*INPUT FOR THIS TASK*:
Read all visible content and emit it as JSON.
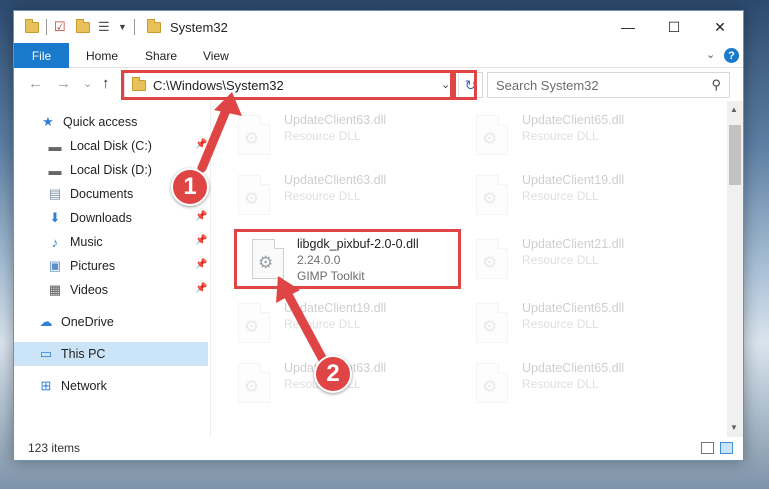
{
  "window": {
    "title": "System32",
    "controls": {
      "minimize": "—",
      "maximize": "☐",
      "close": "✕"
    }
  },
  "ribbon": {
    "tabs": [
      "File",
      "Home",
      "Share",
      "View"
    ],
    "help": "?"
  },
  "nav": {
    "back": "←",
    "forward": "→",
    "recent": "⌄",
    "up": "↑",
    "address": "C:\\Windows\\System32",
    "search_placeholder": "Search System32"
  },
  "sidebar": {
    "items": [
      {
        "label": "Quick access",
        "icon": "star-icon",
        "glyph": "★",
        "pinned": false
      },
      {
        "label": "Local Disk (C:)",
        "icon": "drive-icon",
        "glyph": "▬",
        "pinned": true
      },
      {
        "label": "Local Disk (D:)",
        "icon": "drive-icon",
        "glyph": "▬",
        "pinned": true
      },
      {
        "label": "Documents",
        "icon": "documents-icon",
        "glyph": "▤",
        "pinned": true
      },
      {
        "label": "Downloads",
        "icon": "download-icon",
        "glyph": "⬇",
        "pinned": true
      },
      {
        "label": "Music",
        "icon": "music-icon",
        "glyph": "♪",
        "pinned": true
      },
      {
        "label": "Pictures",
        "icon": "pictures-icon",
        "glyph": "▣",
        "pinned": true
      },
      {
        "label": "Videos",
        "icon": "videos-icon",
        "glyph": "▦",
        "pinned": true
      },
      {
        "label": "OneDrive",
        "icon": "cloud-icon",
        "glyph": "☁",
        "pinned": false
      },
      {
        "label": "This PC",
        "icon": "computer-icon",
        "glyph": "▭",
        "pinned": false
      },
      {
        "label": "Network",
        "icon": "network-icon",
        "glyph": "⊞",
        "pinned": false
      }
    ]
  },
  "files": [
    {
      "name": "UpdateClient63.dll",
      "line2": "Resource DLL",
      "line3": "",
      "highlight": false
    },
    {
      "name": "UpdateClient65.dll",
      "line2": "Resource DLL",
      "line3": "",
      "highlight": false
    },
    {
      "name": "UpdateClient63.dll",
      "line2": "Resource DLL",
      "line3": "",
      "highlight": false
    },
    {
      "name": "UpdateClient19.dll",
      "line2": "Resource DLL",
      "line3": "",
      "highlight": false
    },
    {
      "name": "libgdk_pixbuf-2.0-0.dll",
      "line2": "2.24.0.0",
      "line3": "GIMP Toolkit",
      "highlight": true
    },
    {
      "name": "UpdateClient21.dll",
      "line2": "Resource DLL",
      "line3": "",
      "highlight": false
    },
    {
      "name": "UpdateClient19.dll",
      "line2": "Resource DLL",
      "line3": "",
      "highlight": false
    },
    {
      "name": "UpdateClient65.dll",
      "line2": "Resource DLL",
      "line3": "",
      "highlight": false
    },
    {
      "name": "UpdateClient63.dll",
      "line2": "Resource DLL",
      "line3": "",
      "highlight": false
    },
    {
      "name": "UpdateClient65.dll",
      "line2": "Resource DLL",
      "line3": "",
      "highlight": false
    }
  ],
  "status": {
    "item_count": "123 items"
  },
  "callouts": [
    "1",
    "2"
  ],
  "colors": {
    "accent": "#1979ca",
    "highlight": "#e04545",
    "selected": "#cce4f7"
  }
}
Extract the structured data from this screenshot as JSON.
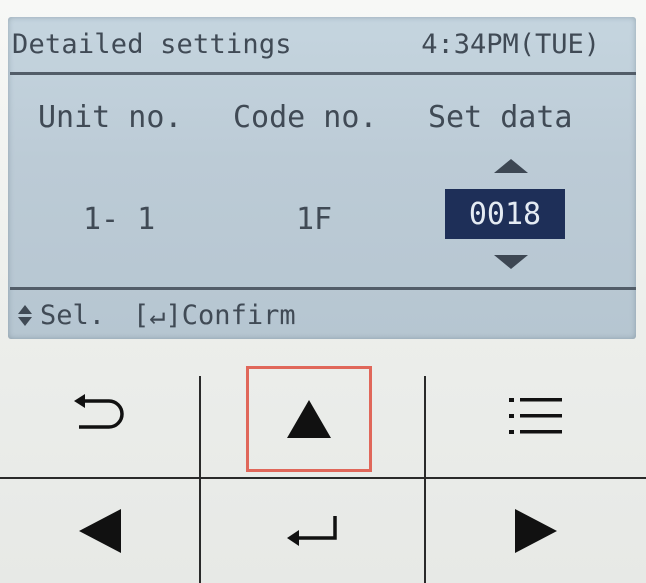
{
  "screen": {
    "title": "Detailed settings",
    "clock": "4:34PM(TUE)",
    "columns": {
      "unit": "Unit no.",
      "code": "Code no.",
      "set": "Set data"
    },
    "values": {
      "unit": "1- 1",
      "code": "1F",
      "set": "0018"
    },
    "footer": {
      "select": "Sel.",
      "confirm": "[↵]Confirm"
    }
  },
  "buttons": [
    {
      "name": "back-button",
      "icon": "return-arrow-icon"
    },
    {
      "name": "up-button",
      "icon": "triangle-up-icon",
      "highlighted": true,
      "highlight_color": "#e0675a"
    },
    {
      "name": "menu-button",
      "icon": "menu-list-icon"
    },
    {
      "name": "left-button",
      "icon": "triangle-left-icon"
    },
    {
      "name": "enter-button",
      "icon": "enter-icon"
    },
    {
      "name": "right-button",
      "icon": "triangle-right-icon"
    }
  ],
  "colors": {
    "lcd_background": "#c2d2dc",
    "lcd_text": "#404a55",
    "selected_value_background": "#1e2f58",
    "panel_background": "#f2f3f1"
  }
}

*GIVEN EXERCISE*: Filter the listing for the word "data" and copy every line that holds it.

*THE COMPLETED TASK*:
Extract the structured data from this screenshot as JSON.
      "set": "Set data"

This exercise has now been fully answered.